[Source records]
==============================

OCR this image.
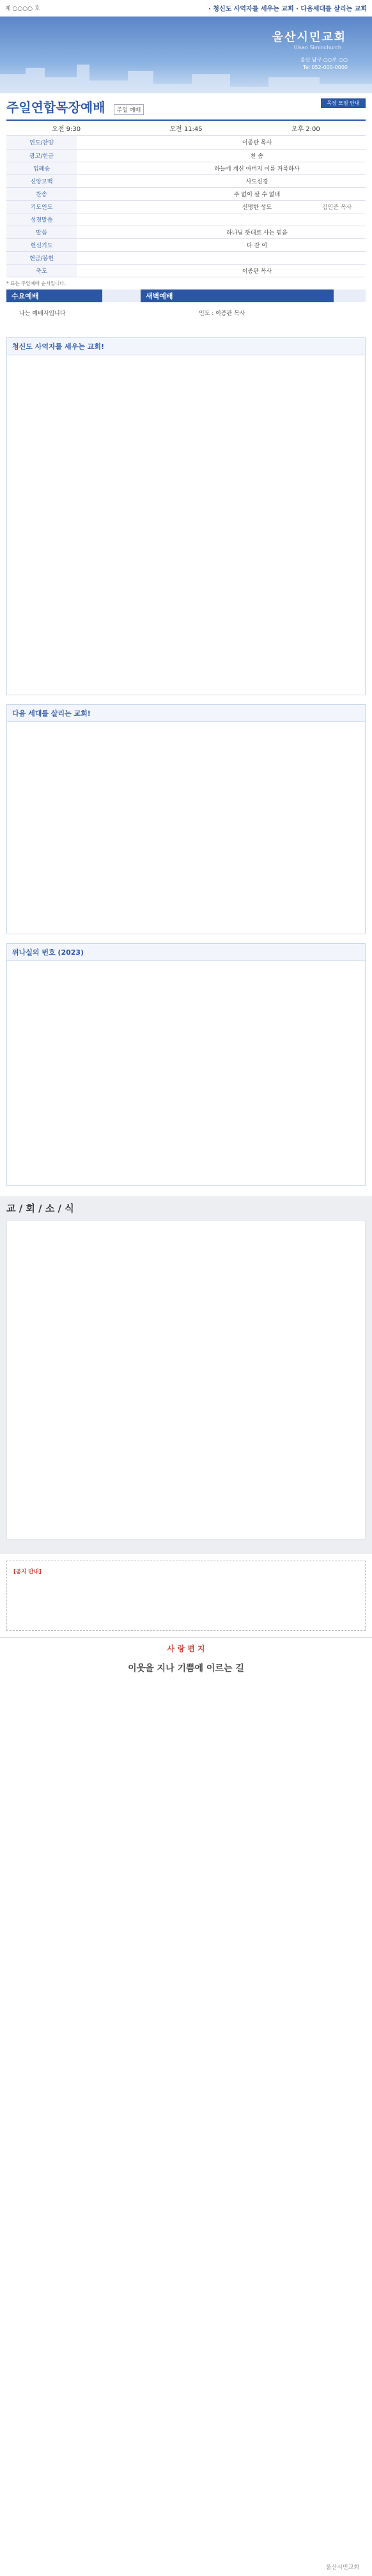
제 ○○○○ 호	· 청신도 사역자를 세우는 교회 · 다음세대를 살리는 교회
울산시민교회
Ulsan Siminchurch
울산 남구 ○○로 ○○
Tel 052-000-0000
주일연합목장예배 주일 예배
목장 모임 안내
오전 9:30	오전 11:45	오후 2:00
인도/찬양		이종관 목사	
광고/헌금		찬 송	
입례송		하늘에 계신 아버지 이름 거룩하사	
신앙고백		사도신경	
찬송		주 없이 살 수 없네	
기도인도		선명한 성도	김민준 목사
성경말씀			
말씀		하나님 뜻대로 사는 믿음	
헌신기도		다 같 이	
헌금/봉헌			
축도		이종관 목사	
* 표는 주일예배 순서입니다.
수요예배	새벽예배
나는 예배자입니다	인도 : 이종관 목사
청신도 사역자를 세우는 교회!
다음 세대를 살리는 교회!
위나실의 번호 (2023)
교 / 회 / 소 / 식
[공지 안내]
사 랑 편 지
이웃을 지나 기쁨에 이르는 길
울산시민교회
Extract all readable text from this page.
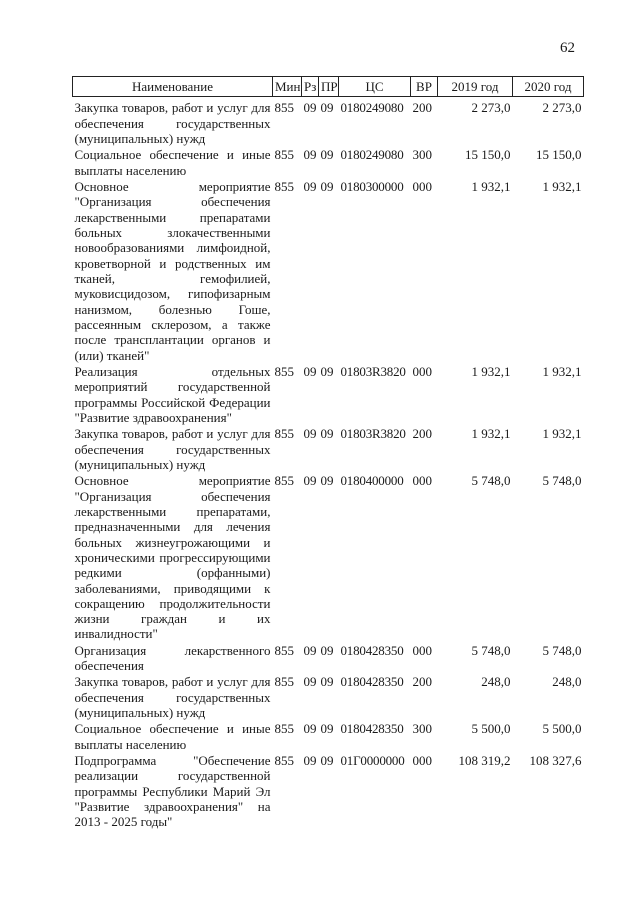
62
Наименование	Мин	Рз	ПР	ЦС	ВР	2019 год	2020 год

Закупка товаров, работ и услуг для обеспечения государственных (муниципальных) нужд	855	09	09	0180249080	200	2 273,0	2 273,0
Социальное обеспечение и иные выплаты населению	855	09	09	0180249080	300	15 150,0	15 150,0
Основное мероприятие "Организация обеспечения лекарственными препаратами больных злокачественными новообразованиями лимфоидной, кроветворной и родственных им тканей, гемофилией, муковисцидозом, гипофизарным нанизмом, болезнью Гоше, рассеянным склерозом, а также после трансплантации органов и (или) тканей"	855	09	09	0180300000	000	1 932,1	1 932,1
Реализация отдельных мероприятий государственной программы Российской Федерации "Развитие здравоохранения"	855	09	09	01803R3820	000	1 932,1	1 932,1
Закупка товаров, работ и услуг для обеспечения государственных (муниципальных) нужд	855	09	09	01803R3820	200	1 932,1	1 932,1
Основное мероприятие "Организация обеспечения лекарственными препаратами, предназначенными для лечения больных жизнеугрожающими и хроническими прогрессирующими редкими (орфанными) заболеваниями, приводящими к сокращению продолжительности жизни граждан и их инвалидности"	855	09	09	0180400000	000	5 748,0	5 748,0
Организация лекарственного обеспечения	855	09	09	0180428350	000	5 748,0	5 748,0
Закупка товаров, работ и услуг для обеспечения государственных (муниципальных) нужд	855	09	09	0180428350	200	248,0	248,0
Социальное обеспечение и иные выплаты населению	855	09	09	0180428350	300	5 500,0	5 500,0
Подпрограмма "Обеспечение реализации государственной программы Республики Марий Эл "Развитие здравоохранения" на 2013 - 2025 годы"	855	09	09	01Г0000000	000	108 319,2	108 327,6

==============================

Leave out the pictures and transcribe everything else exactly.

→ FINAL ANSWER
OCR this image.
제 ○○○○ 호	· 청신도 사역자를 세우는 교회 · 다음세대를 살리는 교회
울산시민교회
Ulsan Siminchurch
울산 남구 ○○로 ○○
Tel 052-000-0000
주일연합목장예배 주일 예배
목장 모임 안내
오전 9:30	오전 11:45	오후 2:00
인도/찬양		이종관 목사	
광고/헌금		찬 송	
입례송		하늘에 계신 아버지 이름 거룩하사	
신앙고백		사도신경	
찬송		주 없이 살 수 없네	
기도인도		선명한 성도	김민준 목사
성경말씀			
말씀		하나님 뜻대로 사는 믿음	
헌신기도		다 같 이	
헌금/봉헌			
축도		이종관 목사	
* 표는 주일예배 순서입니다.
수요예배	새벽예배
나는 예배자입니다	인도 : 이종관 목사
청신도 사역자를 세우는 교회!
다음 세대를 살리는 교회!
위나실의 번호 (2023)
교 / 회 / 소 / 식
[공지 안내]
사 랑 편 지
이웃을 지나 기쁨에 이르는 길
울산시민교회
Extract all readable text from this page.
62
Наименование	Мин	Рз	ПР	ЦС	ВР	2019 год	2020 год

Закупка товаров, работ и услуг для обеспечения государственных (муниципальных) нужд	855	09	09	0180249080	200	2 273,0	2 273,0
Социальное обеспечение и иные выплаты населению	855	09	09	0180249080	300	15 150,0	15 150,0
Основное мероприятие "Организация обеспечения лекарственными препаратами больных злокачественными новообразованиями лимфоидной, кроветворной и родственных им тканей, гемофилией, муковисцидозом, гипофизарным нанизмом, болезнью Гоше, рассеянным склерозом, а также после трансплантации органов и (или) тканей"	855	09	09	0180300000	000	1 932,1	1 932,1
Реализация отдельных мероприятий государственной программы Российской Федерации "Развитие здравоохранения"	855	09	09	01803R3820	000	1 932,1	1 932,1
Закупка товаров, работ и услуг для обеспечения государственных (муниципальных) нужд	855	09	09	01803R3820	200	1 932,1	1 932,1
Основное мероприятие "Организация обеспечения лекарственными препаратами, предназначенными для лечения больных жизнеугрожающими и хроническими прогрессирующими редкими (орфанными) заболеваниями, приводящими к сокращению продолжительности жизни граждан и их инвалидности"	855	09	09	0180400000	000	5 748,0	5 748,0
Организация лекарственного обеспечения	855	09	09	0180428350	000	5 748,0	5 748,0
Закупка товаров, работ и услуг для обеспечения государственных (муниципальных) нужд	855	09	09	0180428350	200	248,0	248,0
Социальное обеспечение и иные выплаты населению	855	09	09	0180428350	300	5 500,0	5 500,0
Подпрограмма "Обеспечение реализации государственной программы Республики Марий Эл "Развитие здравоохранения" на 2013 - 2025 годы"	855	09	09	01Г0000000	000	108 319,2	108 327,6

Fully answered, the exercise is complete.